## [What to do]
Please restate the following records word for word.

## [Stored rows]

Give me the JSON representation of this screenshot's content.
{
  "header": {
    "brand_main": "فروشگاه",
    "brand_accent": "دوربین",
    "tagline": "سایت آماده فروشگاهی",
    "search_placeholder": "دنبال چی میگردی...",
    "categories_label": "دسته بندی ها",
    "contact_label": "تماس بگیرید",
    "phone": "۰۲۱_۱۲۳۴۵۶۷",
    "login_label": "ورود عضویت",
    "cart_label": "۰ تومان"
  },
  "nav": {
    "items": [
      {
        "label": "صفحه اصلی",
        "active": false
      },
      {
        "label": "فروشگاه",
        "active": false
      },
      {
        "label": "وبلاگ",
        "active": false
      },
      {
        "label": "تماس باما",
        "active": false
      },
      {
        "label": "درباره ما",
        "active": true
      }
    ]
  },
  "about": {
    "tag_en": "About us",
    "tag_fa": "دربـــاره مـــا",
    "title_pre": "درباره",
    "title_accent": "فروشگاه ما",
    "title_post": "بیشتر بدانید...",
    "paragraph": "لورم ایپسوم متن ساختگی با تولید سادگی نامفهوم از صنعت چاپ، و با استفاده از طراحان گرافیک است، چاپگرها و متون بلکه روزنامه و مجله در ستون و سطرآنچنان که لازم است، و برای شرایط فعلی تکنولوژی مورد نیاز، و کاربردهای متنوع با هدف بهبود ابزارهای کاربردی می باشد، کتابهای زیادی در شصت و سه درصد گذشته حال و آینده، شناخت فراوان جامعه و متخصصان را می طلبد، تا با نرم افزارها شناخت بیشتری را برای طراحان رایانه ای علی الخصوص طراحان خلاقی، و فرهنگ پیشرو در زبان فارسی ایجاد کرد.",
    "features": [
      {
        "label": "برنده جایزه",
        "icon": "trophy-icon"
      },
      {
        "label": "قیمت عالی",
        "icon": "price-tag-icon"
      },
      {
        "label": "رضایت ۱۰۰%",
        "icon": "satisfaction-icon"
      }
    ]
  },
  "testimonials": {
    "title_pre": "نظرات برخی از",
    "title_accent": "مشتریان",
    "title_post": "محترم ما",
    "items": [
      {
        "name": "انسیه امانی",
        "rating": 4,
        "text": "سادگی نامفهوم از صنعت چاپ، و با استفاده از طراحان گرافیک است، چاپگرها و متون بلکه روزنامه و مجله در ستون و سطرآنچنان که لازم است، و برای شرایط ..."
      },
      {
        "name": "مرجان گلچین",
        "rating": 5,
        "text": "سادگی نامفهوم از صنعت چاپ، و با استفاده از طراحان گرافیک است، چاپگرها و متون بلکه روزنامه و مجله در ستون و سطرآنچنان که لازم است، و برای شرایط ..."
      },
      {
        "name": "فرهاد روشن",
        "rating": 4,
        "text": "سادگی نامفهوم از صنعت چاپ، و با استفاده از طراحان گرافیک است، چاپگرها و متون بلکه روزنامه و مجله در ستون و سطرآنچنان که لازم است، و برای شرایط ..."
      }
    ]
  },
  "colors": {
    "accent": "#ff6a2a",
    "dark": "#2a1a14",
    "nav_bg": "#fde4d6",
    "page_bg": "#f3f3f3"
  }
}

## [Task response]
Give me the JSON representation of this screenshot's content.
{
  "header": {
    "brand_main": "فروشگاه",
    "brand_accent": "دوربین",
    "tagline": "سایت آماده فروشگاهی",
    "search_placeholder": "دنبال چی میگردی...",
    "categories_label": "دسته بندی ها",
    "contact_label": "تماس بگیرید",
    "phone": "۰۲۱_۱۲۳۴۵۶۷",
    "login_label": "ورود عضویت",
    "cart_label": "۰ تومان"
  },
  "nav": {
    "items": [
      {
        "label": "صفحه اصلی",
        "active": false
      },
      {
        "label": "فروشگاه",
        "active": false
      },
      {
        "label": "وبلاگ",
        "active": false
      },
      {
        "label": "تماس باما",
        "active": false
      },
      {
        "label": "درباره ما",
        "active": true
      }
    ]
  },
  "about": {
    "tag_en": "About us",
    "tag_fa": "دربـــاره مـــا",
    "title_pre": "درباره",
    "title_accent": "فروشگاه ما",
    "title_post": "بیشتر بدانید...",
    "paragraph": "لورم ایپسوم متن ساختگی با تولید سادگی نامفهوم از صنعت چاپ، و با استفاده از طراحان گرافیک است، چاپگرها و متون بلکه روزنامه و مجله در ستون و سطرآنچنان که لازم است، و برای شرایط فعلی تکنولوژی مورد نیاز، و کاربردهای متنوع با هدف بهبود ابزارهای کاربردی می باشد، کتابهای زیادی در شصت و سه درصد گذشته حال و آینده، شناخت فراوان جامعه و متخصصان را می طلبد، تا با نرم افزارها شناخت بیشتری را برای طراحان رایانه ای علی الخصوص طراحان خلاقی، و فرهنگ پیشرو در زبان فارسی ایجاد کرد.",
    "features": [
      {
        "label": "برنده جایزه",
        "icon": "trophy-icon"
      },
      {
        "label": "قیمت عالی",
        "icon": "price-tag-icon"
      },
      {
        "label": "رضایت ۱۰۰%",
        "icon": "satisfaction-icon"
      }
    ]
  },
  "testimonials": {
    "title_pre": "نظرات برخی از",
    "title_accent": "مشتریان",
    "title_post": "محترم ما",
    "items": [
      {
        "name": "انسیه امانی",
        "rating": 4,
        "text": "سادگی نامفهوم از صنعت چاپ، و با استفاده از طراحان گرافیک است، چاپگرها و متون بلکه روزنامه و مجله در ستون و سطرآنچنان که لازم است، و برای شرایط ..."
      },
      {
        "name": "مرجان گلچین",
        "rating": 5,
        "text": "سادگی نامفهوم از صنعت چاپ، و با استفاده از طراحان گرافیک است، چاپگرها و متون بلکه روزنامه و مجله در ستون و سطرآنچنان که لازم است، و برای شرایط ..."
      },
      {
        "name": "فرهاد روشن",
        "rating": 4,
        "text": "سادگی نامفهوم از صنعت چاپ، و با استفاده از طراحان گرافیک است، چاپگرها و متون بلکه روزنامه و مجله در ستون و سطرآنچنان که لازم است، و برای شرایط ..."
      }
    ]
  },
  "colors": {
    "accent": "#ff6a2a",
    "dark": "#2a1a14",
    "nav_bg": "#fde4d6",
    "page_bg": "#f3f3f3"
  }
}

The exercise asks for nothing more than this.